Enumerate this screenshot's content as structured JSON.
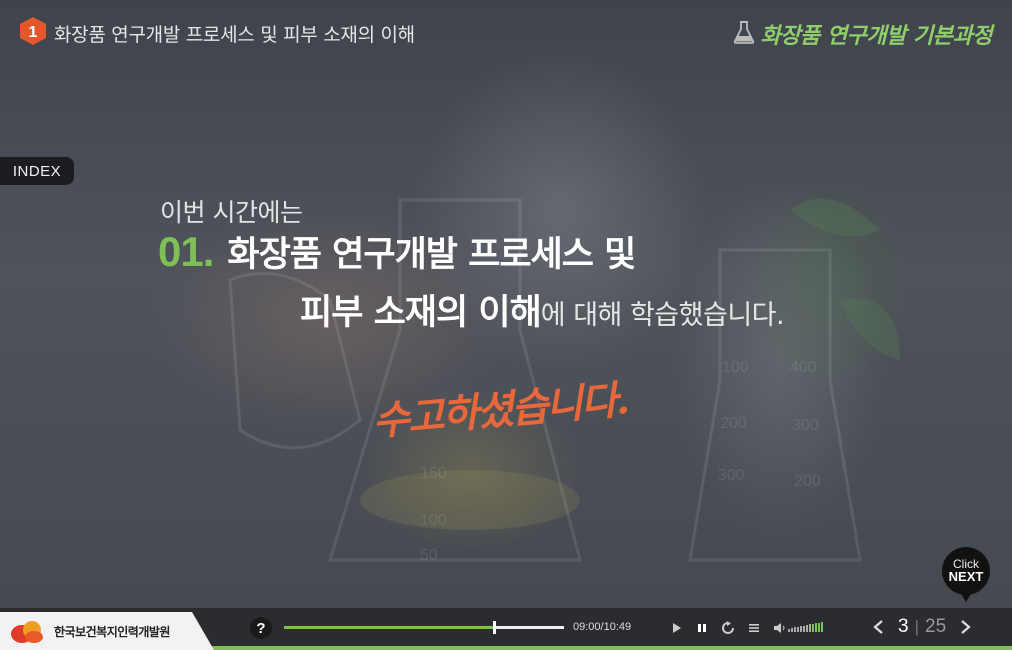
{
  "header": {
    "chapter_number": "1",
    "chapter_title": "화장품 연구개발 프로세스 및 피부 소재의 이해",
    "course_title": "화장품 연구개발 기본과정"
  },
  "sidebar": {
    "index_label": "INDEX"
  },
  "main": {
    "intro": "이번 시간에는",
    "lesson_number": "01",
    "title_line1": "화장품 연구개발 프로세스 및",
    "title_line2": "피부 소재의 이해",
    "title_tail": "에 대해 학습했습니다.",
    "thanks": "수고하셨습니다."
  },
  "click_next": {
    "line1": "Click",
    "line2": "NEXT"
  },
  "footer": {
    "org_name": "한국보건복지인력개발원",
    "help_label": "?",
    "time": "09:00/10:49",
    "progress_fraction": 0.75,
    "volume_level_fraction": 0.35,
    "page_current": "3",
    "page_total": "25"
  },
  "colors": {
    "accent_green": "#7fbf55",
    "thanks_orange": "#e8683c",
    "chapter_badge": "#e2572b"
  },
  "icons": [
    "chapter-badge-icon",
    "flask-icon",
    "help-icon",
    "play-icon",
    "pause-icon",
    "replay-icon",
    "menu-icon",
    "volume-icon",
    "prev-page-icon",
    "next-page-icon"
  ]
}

────────

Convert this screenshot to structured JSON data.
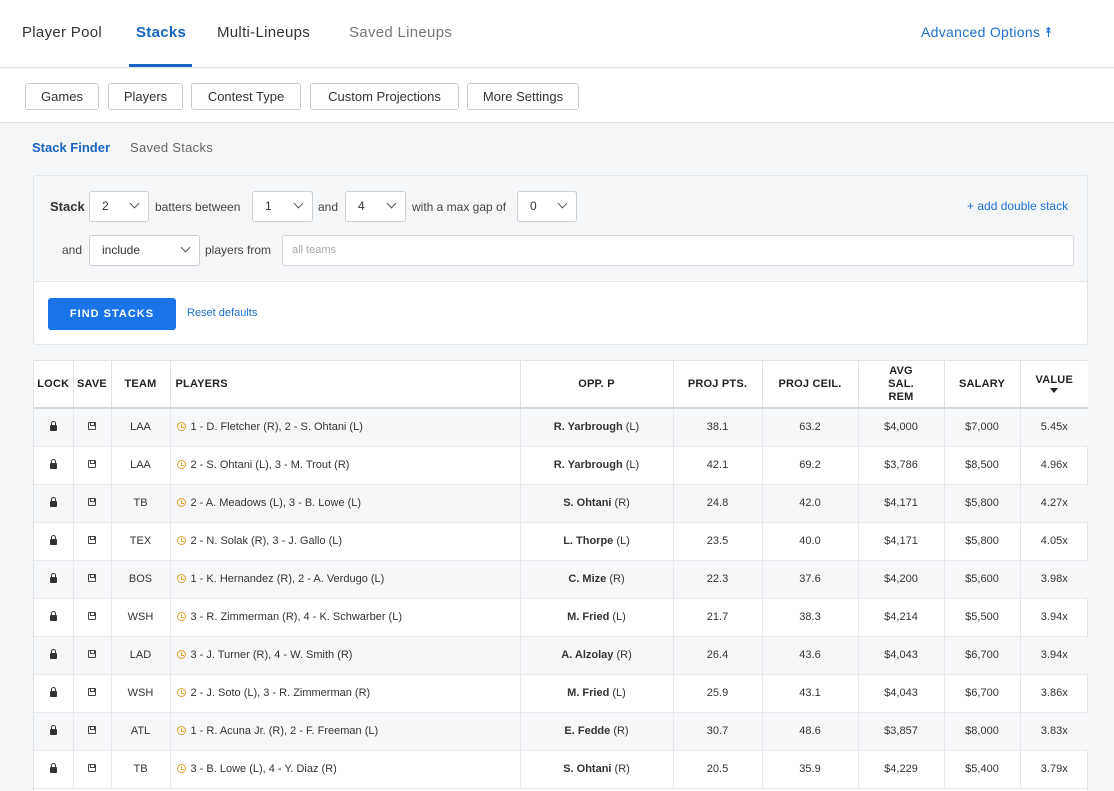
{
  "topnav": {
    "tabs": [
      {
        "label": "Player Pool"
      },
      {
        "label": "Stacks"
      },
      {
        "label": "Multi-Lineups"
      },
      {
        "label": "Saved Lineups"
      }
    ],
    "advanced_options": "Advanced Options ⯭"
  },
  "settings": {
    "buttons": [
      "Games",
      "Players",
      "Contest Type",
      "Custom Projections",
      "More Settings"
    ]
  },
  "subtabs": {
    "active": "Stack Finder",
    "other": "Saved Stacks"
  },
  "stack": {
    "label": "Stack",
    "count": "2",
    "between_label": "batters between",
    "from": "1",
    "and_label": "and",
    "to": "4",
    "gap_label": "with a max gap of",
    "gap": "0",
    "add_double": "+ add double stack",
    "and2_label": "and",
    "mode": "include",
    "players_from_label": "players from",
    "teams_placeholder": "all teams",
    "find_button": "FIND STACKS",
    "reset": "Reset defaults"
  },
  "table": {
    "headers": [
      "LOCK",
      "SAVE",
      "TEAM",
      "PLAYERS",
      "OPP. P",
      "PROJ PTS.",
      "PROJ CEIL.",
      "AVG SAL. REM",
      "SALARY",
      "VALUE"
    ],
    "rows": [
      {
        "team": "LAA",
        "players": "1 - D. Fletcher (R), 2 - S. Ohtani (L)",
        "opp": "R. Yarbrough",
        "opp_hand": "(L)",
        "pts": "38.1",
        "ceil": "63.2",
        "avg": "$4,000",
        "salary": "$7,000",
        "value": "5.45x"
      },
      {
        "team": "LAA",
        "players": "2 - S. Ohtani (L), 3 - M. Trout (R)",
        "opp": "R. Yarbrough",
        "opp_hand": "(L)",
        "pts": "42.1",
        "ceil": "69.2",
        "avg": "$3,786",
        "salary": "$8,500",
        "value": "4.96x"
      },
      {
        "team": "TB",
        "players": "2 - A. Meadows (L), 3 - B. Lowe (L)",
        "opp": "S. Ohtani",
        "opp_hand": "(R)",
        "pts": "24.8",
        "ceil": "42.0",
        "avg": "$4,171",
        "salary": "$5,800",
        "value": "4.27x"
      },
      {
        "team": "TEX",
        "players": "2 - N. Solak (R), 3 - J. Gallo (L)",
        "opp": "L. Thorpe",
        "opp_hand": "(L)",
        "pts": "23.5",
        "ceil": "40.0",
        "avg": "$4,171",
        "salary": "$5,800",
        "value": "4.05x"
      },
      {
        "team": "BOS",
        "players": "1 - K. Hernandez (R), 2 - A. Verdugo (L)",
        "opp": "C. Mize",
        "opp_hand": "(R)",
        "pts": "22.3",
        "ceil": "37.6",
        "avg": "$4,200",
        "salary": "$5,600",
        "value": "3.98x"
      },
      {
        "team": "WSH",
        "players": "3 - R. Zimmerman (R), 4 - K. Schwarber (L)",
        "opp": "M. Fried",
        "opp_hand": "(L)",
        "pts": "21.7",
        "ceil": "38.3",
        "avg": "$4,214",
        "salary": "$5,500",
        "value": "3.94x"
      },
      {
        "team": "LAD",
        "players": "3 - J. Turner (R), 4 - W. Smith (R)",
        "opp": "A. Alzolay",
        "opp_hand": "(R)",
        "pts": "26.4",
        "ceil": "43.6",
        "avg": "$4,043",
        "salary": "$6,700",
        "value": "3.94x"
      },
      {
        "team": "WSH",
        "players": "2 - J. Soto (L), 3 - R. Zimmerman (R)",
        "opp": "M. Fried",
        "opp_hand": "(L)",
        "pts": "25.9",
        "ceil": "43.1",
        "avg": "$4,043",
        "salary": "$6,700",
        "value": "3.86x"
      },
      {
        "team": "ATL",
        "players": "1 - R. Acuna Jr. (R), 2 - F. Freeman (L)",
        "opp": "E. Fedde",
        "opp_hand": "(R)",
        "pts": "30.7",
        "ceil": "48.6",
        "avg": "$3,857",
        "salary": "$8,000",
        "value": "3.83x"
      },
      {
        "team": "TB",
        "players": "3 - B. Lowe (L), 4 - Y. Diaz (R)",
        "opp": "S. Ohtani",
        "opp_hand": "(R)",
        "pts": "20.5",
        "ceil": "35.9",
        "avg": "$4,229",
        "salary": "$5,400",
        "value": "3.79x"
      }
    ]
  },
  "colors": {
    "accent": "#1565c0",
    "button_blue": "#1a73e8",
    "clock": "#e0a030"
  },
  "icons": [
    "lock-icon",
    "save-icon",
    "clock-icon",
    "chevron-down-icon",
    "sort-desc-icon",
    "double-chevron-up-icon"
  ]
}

────────

» **Your task**: Say how many lines of the data include the word "chevron". Respond with the number alone.

» **Problem solution**: 2